Start of Given records

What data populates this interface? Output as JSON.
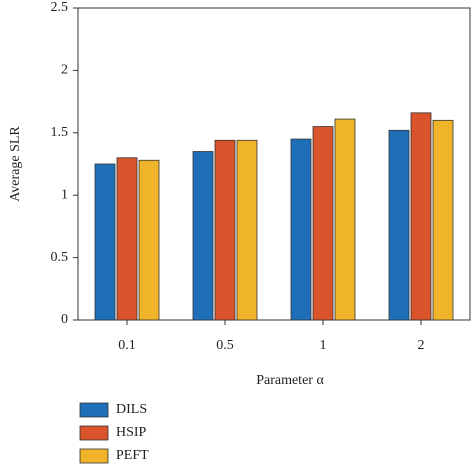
{
  "chart_data": {
    "type": "bar",
    "ylabel": "Average SLR",
    "xlabel": "Parameter α",
    "categories": [
      "0.1",
      "0.5",
      "1",
      "2"
    ],
    "series": [
      {
        "name": "DILS",
        "color": "#1f6fb8",
        "values": [
          1.25,
          1.35,
          1.45,
          1.52
        ]
      },
      {
        "name": "HSIP",
        "color": "#d9542a",
        "values": [
          1.3,
          1.44,
          1.55,
          1.66
        ]
      },
      {
        "name": "PEFT",
        "color": "#f0b429",
        "values": [
          1.28,
          1.44,
          1.61,
          1.6
        ]
      }
    ],
    "ylim": [
      0,
      2.5
    ],
    "yticks": [
      0,
      0.5,
      1,
      1.5,
      2,
      2.5
    ],
    "legend": "bottom-left",
    "grid": false
  }
}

End of Given records

Challenge:
The records above are to be quoted exactly, with all pictures left out.

Answer to the task:
What data populates this interface? Output as JSON.
{
  "chart_data": {
    "type": "bar",
    "ylabel": "Average SLR",
    "xlabel": "Parameter α",
    "categories": [
      "0.1",
      "0.5",
      "1",
      "2"
    ],
    "series": [
      {
        "name": "DILS",
        "color": "#1f6fb8",
        "values": [
          1.25,
          1.35,
          1.45,
          1.52
        ]
      },
      {
        "name": "HSIP",
        "color": "#d9542a",
        "values": [
          1.3,
          1.44,
          1.55,
          1.66
        ]
      },
      {
        "name": "PEFT",
        "color": "#f0b429",
        "values": [
          1.28,
          1.44,
          1.61,
          1.6
        ]
      }
    ],
    "ylim": [
      0,
      2.5
    ],
    "yticks": [
      0,
      0.5,
      1,
      1.5,
      2,
      2.5
    ],
    "legend": "bottom-left",
    "grid": false
  }
}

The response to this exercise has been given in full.